#### [Your task]
Every line below that mentions the word "koho" should be copied out.

— BEGIN Excerpted records —

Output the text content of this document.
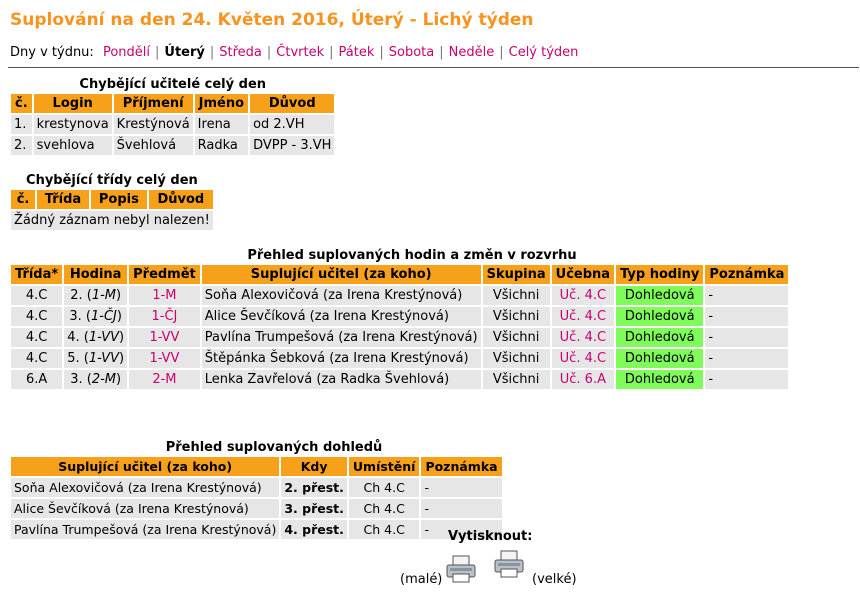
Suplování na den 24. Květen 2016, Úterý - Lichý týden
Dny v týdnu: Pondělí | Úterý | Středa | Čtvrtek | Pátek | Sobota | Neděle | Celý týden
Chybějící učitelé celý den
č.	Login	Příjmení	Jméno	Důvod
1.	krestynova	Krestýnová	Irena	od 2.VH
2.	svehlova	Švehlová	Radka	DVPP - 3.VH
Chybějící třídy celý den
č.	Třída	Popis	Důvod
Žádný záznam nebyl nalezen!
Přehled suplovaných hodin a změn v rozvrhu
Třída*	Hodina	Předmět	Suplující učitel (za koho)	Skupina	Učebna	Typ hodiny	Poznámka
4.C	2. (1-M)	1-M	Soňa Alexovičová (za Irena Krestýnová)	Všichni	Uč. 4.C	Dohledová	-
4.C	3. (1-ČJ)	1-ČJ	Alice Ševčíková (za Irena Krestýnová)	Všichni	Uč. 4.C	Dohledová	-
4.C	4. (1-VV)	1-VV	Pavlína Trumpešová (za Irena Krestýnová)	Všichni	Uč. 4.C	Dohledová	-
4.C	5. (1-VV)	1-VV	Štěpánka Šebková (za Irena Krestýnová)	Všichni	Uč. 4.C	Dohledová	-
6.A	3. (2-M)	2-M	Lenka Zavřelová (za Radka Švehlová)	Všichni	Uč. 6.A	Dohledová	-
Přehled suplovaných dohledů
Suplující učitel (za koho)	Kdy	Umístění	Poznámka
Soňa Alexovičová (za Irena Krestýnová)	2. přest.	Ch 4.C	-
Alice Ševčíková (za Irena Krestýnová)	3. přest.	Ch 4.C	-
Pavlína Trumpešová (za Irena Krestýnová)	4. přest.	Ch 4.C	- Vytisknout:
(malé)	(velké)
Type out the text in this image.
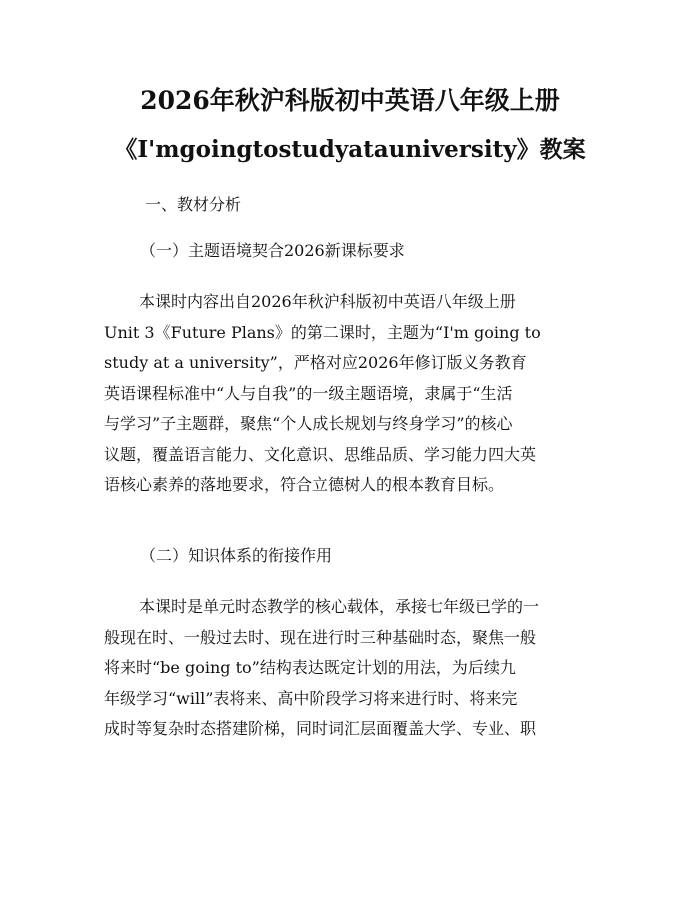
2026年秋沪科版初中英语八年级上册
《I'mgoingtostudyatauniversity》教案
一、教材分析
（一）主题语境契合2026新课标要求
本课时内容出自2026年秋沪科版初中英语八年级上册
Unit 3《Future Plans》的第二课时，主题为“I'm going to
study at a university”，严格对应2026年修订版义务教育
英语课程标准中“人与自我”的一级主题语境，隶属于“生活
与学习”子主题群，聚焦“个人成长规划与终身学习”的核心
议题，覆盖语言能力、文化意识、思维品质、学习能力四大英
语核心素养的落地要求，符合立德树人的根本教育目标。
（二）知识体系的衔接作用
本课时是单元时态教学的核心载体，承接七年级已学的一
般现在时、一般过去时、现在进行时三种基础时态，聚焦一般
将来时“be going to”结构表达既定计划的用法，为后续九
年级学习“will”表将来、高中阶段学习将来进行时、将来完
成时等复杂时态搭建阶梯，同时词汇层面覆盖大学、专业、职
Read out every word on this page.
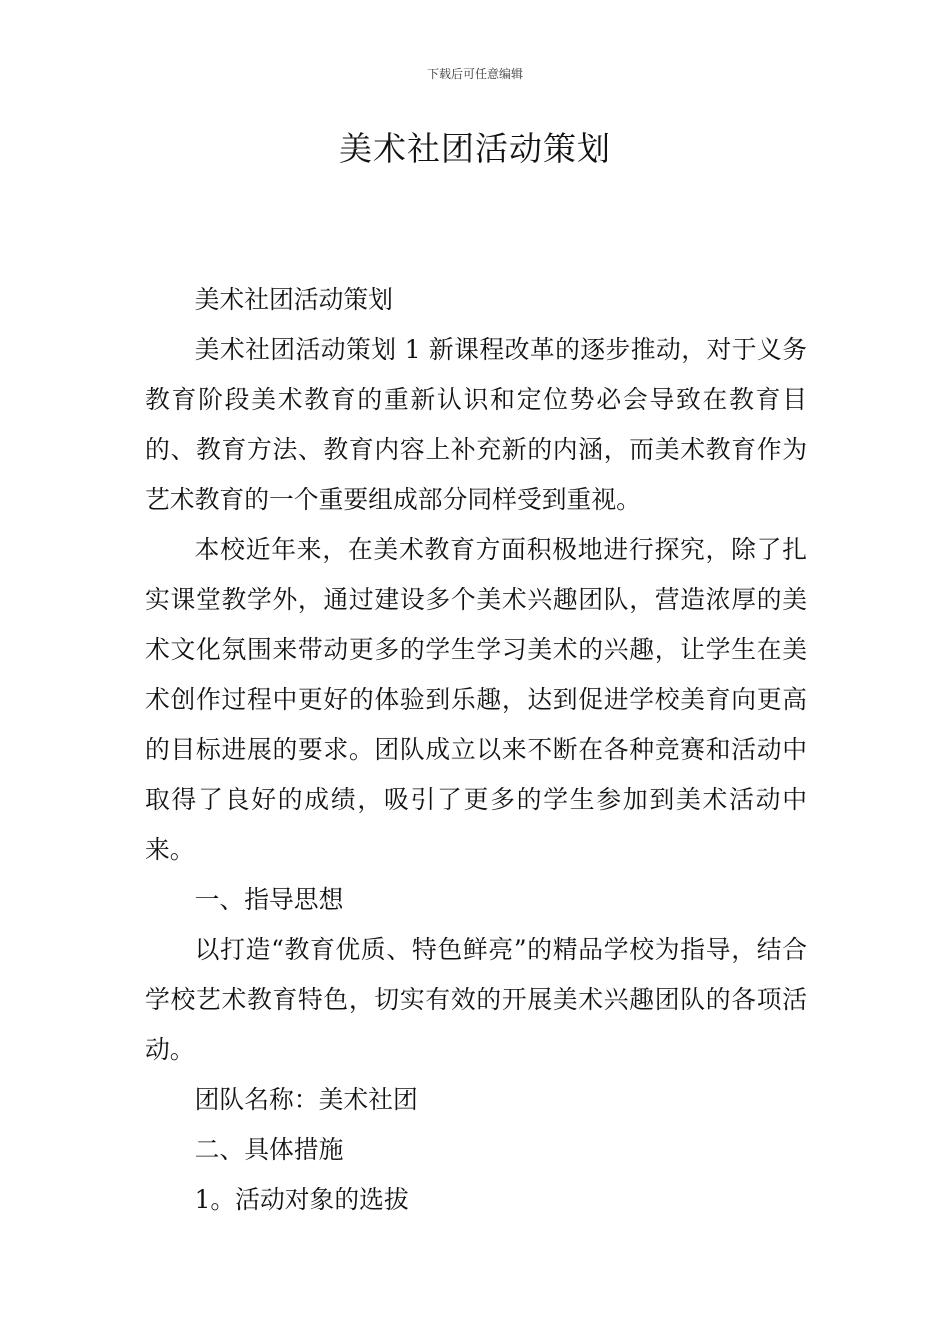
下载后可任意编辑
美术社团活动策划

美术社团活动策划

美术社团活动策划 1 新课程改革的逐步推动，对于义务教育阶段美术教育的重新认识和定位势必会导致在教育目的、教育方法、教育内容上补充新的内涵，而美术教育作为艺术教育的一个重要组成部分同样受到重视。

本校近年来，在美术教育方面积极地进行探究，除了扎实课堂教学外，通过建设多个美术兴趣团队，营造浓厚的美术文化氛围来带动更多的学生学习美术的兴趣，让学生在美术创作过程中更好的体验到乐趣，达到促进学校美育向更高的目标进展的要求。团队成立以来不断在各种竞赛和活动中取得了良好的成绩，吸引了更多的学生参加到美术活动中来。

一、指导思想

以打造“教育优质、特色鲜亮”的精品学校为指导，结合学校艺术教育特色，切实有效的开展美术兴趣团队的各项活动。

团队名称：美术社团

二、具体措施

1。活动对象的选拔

— END Excerpted records —

#### [Output]
Třída*	Hodina	Předmět	Suplující učitel (za koho)	Skupina	Učebna	Typ hodiny	Poznámka
Suplující učitel (za koho)	Kdy	Umístění	Poznámka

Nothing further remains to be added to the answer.